-- START Dataset extract --
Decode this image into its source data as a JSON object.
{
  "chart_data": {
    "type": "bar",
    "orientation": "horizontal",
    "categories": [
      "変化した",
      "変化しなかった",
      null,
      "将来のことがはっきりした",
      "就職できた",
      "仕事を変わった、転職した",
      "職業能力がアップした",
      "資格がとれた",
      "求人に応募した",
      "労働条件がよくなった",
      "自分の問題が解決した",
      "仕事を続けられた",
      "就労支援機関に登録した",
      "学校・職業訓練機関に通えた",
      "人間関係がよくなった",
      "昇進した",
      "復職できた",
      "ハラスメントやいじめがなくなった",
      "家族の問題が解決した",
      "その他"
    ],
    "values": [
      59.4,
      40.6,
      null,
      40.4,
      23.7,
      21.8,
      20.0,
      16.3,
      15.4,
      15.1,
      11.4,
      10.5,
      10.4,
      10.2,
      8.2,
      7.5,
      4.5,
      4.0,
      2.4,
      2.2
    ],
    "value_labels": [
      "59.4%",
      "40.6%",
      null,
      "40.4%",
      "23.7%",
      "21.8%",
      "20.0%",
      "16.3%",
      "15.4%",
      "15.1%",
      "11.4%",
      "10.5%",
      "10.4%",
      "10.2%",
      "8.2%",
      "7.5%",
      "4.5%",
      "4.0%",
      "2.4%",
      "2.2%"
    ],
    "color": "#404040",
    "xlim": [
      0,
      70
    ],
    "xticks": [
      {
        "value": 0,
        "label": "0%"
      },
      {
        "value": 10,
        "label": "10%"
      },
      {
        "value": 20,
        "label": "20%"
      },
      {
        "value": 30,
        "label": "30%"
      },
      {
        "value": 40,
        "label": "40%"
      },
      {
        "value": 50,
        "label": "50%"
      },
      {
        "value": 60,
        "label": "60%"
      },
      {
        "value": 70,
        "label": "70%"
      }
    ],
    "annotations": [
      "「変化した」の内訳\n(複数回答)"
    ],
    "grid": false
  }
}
-- END Dataset extract --
The request - Faithfully copy every entry, leaving nothing out.

Solution for this exercise -
Decode this image into its source data as a JSON object.
{
  "chart_data": {
    "type": "bar",
    "orientation": "horizontal",
    "categories": [
      "変化した",
      "変化しなかった",
      null,
      "将来のことがはっきりした",
      "就職できた",
      "仕事を変わった、転職した",
      "職業能力がアップした",
      "資格がとれた",
      "求人に応募した",
      "労働条件がよくなった",
      "自分の問題が解決した",
      "仕事を続けられた",
      "就労支援機関に登録した",
      "学校・職業訓練機関に通えた",
      "人間関係がよくなった",
      "昇進した",
      "復職できた",
      "ハラスメントやいじめがなくなった",
      "家族の問題が解決した",
      "その他"
    ],
    "values": [
      59.4,
      40.6,
      null,
      40.4,
      23.7,
      21.8,
      20.0,
      16.3,
      15.4,
      15.1,
      11.4,
      10.5,
      10.4,
      10.2,
      8.2,
      7.5,
      4.5,
      4.0,
      2.4,
      2.2
    ],
    "value_labels": [
      "59.4%",
      "40.6%",
      null,
      "40.4%",
      "23.7%",
      "21.8%",
      "20.0%",
      "16.3%",
      "15.4%",
      "15.1%",
      "11.4%",
      "10.5%",
      "10.4%",
      "10.2%",
      "8.2%",
      "7.5%",
      "4.5%",
      "4.0%",
      "2.4%",
      "2.2%"
    ],
    "color": "#404040",
    "xlim": [
      0,
      70
    ],
    "xticks": [
      {
        "value": 0,
        "label": "0%"
      },
      {
        "value": 10,
        "label": "10%"
      },
      {
        "value": 20,
        "label": "20%"
      },
      {
        "value": 30,
        "label": "30%"
      },
      {
        "value": 40,
        "label": "40%"
      },
      {
        "value": 50,
        "label": "50%"
      },
      {
        "value": 60,
        "label": "60%"
      },
      {
        "value": 70,
        "label": "70%"
      }
    ],
    "annotations": [
      "「変化した」の内訳\n(複数回答)"
    ],
    "grid": false
  }
}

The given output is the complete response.